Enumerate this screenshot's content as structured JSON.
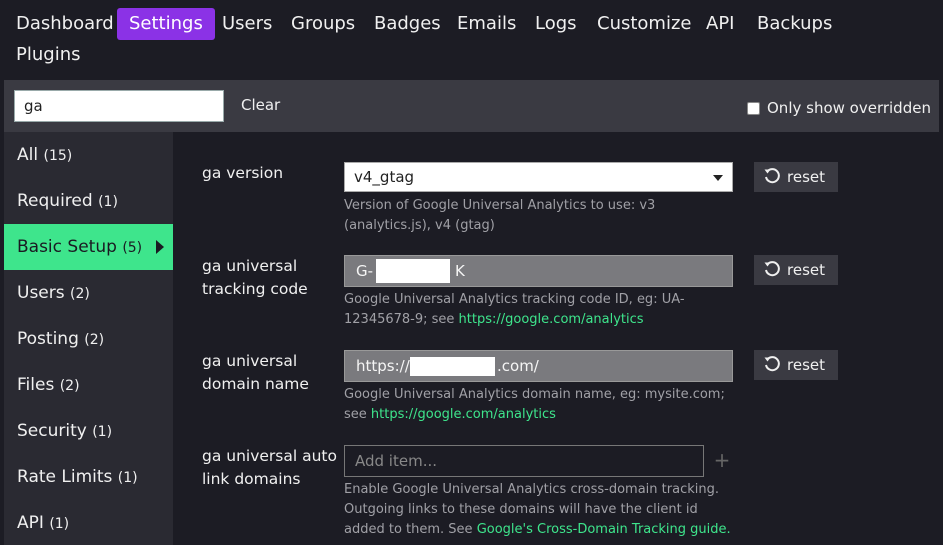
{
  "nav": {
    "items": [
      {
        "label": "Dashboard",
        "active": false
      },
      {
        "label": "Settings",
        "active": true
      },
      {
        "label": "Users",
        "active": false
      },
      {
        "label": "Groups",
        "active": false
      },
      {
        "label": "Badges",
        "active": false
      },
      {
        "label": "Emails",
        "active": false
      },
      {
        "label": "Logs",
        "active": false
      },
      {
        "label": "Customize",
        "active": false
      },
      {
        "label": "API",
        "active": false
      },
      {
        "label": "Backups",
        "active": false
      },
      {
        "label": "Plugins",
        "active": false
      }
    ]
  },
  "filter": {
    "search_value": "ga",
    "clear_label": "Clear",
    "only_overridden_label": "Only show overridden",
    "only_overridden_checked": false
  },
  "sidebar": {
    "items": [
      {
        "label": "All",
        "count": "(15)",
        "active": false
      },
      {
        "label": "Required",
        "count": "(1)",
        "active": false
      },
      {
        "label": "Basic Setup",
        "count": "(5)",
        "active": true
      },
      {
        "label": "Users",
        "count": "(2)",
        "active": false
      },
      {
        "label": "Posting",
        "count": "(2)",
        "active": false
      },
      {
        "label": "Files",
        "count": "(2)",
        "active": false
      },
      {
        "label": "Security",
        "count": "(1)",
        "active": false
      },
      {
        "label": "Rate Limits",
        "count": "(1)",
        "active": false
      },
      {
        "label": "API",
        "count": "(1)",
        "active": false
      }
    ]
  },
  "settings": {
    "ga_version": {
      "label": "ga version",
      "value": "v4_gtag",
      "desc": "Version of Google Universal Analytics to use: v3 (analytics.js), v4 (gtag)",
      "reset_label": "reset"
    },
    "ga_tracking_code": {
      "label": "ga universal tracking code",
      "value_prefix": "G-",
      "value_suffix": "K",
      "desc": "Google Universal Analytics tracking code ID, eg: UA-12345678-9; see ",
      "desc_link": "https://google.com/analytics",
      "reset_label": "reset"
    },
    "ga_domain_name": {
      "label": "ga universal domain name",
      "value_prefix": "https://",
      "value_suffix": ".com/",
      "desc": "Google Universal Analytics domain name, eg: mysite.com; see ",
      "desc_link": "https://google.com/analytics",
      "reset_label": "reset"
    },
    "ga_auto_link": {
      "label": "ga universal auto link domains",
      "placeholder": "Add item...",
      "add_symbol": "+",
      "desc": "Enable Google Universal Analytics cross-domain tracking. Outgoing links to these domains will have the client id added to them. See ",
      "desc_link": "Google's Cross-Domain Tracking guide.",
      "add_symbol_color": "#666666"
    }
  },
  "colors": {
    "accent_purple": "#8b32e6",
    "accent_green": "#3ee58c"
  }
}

(Work instructions): Reproduce each line exactly as it appears, omitting the pictures.

(Written response):
Enumerate this screenshot's content as structured JSON.
{
  "nav": {
    "items": [
      {
        "label": "Dashboard",
        "active": false
      },
      {
        "label": "Settings",
        "active": true
      },
      {
        "label": "Users",
        "active": false
      },
      {
        "label": "Groups",
        "active": false
      },
      {
        "label": "Badges",
        "active": false
      },
      {
        "label": "Emails",
        "active": false
      },
      {
        "label": "Logs",
        "active": false
      },
      {
        "label": "Customize",
        "active": false
      },
      {
        "label": "API",
        "active": false
      },
      {
        "label": "Backups",
        "active": false
      },
      {
        "label": "Plugins",
        "active": false
      }
    ]
  },
  "filter": {
    "search_value": "ga",
    "clear_label": "Clear",
    "only_overridden_label": "Only show overridden",
    "only_overridden_checked": false
  },
  "sidebar": {
    "items": [
      {
        "label": "All",
        "count": "(15)",
        "active": false
      },
      {
        "label": "Required",
        "count": "(1)",
        "active": false
      },
      {
        "label": "Basic Setup",
        "count": "(5)",
        "active": true
      },
      {
        "label": "Users",
        "count": "(2)",
        "active": false
      },
      {
        "label": "Posting",
        "count": "(2)",
        "active": false
      },
      {
        "label": "Files",
        "count": "(2)",
        "active": false
      },
      {
        "label": "Security",
        "count": "(1)",
        "active": false
      },
      {
        "label": "Rate Limits",
        "count": "(1)",
        "active": false
      },
      {
        "label": "API",
        "count": "(1)",
        "active": false
      }
    ]
  },
  "settings": {
    "ga_version": {
      "label": "ga version",
      "value": "v4_gtag",
      "desc": "Version of Google Universal Analytics to use: v3 (analytics.js), v4 (gtag)",
      "reset_label": "reset"
    },
    "ga_tracking_code": {
      "label": "ga universal tracking code",
      "value_prefix": "G-",
      "value_suffix": "K",
      "desc": "Google Universal Analytics tracking code ID, eg: UA-12345678-9; see ",
      "desc_link": "https://google.com/analytics",
      "reset_label": "reset"
    },
    "ga_domain_name": {
      "label": "ga universal domain name",
      "value_prefix": "https://",
      "value_suffix": ".com/",
      "desc": "Google Universal Analytics domain name, eg: mysite.com; see ",
      "desc_link": "https://google.com/analytics",
      "reset_label": "reset"
    },
    "ga_auto_link": {
      "label": "ga universal auto link domains",
      "placeholder": "Add item...",
      "add_symbol": "+",
      "desc": "Enable Google Universal Analytics cross-domain tracking. Outgoing links to these domains will have the client id added to them. See ",
      "desc_link": "Google's Cross-Domain Tracking guide.",
      "add_symbol_color": "#666666"
    }
  },
  "colors": {
    "accent_purple": "#8b32e6",
    "accent_green": "#3ee58c"
  }
}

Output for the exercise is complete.